What you are asked to do → Gather each line of the entries below that includes "level".

%%

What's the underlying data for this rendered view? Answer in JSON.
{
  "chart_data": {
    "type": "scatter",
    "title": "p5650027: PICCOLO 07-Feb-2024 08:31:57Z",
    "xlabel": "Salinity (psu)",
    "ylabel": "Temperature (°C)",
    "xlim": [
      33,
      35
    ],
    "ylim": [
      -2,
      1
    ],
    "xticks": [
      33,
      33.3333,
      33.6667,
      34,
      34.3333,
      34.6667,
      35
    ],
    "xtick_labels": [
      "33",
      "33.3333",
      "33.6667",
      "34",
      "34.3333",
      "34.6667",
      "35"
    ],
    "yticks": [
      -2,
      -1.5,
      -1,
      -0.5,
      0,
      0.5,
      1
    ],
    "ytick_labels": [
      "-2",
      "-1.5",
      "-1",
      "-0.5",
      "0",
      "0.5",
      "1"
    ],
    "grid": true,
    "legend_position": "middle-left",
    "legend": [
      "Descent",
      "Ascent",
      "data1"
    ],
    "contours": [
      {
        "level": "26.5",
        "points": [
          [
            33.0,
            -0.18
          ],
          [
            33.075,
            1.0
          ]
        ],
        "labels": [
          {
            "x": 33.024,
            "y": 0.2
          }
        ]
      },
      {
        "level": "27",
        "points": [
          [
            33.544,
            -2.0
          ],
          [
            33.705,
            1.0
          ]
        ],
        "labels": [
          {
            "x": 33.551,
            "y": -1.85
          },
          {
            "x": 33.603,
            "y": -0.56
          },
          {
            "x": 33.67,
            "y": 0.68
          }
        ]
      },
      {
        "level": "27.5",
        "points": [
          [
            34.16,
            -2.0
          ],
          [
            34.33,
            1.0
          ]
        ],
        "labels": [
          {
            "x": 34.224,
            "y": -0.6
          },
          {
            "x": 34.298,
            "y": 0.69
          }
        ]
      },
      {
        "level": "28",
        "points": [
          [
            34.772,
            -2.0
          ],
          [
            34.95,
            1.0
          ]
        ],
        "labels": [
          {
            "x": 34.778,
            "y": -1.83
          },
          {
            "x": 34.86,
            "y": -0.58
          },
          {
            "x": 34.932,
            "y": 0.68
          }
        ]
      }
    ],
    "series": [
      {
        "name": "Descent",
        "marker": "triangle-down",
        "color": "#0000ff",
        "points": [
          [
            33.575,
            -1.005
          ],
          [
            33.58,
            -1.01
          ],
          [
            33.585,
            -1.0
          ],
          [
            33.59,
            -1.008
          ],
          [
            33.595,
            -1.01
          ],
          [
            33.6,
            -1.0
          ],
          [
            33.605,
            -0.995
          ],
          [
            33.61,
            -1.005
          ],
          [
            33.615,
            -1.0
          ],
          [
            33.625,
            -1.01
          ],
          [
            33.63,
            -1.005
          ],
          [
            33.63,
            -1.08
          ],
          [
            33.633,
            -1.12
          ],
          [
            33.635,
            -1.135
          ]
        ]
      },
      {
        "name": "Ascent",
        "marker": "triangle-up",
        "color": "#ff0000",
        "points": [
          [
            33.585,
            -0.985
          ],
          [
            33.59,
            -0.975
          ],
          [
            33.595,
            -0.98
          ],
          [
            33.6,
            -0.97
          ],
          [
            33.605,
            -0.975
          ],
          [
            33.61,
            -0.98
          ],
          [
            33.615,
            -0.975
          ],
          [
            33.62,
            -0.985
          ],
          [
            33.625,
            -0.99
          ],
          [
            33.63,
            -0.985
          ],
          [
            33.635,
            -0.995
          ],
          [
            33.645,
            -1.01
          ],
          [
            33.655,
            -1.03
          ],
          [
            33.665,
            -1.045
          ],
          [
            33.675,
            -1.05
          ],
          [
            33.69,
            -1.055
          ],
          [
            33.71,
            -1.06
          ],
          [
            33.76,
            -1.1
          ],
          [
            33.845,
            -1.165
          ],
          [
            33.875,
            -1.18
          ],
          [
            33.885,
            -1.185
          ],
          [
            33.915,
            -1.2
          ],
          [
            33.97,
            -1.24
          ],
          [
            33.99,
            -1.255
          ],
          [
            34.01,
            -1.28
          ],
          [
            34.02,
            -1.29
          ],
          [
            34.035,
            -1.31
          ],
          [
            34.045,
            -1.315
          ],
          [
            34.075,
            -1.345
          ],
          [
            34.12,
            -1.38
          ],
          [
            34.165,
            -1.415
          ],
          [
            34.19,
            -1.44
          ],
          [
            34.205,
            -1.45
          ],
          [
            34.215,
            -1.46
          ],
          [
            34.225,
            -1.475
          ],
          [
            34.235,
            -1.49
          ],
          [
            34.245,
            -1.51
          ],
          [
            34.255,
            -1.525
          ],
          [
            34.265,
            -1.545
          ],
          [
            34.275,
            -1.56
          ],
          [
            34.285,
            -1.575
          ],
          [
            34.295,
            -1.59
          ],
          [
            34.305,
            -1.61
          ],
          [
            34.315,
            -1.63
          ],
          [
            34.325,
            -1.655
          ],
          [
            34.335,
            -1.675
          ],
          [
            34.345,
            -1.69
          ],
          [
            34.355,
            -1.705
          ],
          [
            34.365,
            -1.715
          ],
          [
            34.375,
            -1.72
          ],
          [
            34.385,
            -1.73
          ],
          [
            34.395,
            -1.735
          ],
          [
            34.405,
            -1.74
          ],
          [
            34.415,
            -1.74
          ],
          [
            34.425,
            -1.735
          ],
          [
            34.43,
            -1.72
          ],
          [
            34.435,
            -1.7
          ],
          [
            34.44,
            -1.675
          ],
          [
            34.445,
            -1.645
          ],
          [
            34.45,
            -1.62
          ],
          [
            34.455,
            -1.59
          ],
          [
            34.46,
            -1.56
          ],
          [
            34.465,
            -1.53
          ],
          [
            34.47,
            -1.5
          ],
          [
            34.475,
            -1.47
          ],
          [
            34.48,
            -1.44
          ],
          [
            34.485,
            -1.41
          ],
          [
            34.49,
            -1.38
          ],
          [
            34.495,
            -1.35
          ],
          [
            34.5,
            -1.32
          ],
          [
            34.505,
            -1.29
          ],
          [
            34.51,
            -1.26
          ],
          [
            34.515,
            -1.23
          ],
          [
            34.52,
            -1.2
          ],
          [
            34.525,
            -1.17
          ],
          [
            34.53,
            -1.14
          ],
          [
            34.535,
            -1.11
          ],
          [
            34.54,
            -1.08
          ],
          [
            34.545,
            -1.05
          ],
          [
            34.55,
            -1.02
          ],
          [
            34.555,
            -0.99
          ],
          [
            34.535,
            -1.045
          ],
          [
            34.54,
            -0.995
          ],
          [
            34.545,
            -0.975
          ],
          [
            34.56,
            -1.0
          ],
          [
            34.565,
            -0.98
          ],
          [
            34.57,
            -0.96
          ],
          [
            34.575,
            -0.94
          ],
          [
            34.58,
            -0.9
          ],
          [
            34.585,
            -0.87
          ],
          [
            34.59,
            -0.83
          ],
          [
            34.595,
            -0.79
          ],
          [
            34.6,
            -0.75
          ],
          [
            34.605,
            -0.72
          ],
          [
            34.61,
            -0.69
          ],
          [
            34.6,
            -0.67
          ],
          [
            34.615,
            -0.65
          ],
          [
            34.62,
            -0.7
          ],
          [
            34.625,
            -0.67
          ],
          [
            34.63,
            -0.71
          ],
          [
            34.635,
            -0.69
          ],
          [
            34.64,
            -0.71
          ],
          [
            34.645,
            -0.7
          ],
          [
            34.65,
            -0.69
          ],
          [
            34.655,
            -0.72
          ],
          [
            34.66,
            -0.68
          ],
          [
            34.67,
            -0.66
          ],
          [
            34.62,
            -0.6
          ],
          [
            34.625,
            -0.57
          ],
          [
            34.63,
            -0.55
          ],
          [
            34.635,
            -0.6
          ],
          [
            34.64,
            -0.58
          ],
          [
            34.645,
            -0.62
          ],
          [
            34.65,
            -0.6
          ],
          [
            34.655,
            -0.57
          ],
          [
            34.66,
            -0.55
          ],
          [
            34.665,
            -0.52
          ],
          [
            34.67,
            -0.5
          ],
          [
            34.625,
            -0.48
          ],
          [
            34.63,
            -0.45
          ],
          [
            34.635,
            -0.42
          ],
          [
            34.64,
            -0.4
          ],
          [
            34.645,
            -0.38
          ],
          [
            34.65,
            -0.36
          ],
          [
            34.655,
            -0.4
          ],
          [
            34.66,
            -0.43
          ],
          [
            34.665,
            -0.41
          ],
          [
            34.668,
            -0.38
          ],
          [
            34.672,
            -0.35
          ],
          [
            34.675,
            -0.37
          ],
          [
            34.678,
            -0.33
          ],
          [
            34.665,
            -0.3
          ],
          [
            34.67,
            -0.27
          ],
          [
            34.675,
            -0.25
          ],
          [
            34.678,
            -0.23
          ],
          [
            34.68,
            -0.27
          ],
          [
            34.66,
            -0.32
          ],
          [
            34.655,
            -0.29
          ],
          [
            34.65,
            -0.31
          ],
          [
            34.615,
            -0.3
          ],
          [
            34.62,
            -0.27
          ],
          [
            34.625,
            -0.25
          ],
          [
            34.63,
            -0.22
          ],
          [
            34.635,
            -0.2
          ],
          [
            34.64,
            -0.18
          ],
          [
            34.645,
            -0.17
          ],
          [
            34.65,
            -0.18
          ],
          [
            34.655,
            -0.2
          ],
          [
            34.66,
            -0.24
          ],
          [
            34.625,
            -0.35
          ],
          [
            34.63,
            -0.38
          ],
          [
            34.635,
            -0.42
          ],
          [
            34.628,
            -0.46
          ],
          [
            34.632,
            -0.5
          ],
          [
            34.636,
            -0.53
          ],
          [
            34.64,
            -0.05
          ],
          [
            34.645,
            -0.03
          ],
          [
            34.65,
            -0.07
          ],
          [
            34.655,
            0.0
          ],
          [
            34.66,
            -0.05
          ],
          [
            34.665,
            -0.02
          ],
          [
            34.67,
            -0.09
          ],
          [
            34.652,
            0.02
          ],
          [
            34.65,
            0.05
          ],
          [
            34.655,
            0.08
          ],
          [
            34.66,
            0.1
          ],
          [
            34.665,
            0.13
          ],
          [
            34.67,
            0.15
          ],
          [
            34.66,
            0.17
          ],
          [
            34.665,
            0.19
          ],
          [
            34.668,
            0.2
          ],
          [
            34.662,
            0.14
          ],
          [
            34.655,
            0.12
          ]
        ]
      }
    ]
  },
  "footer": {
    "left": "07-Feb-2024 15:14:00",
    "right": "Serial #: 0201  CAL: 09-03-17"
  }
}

%%

Answer to this task →
        "level": "26.5",
        "level": "27",
        "level": "27.5",
        "level": "28",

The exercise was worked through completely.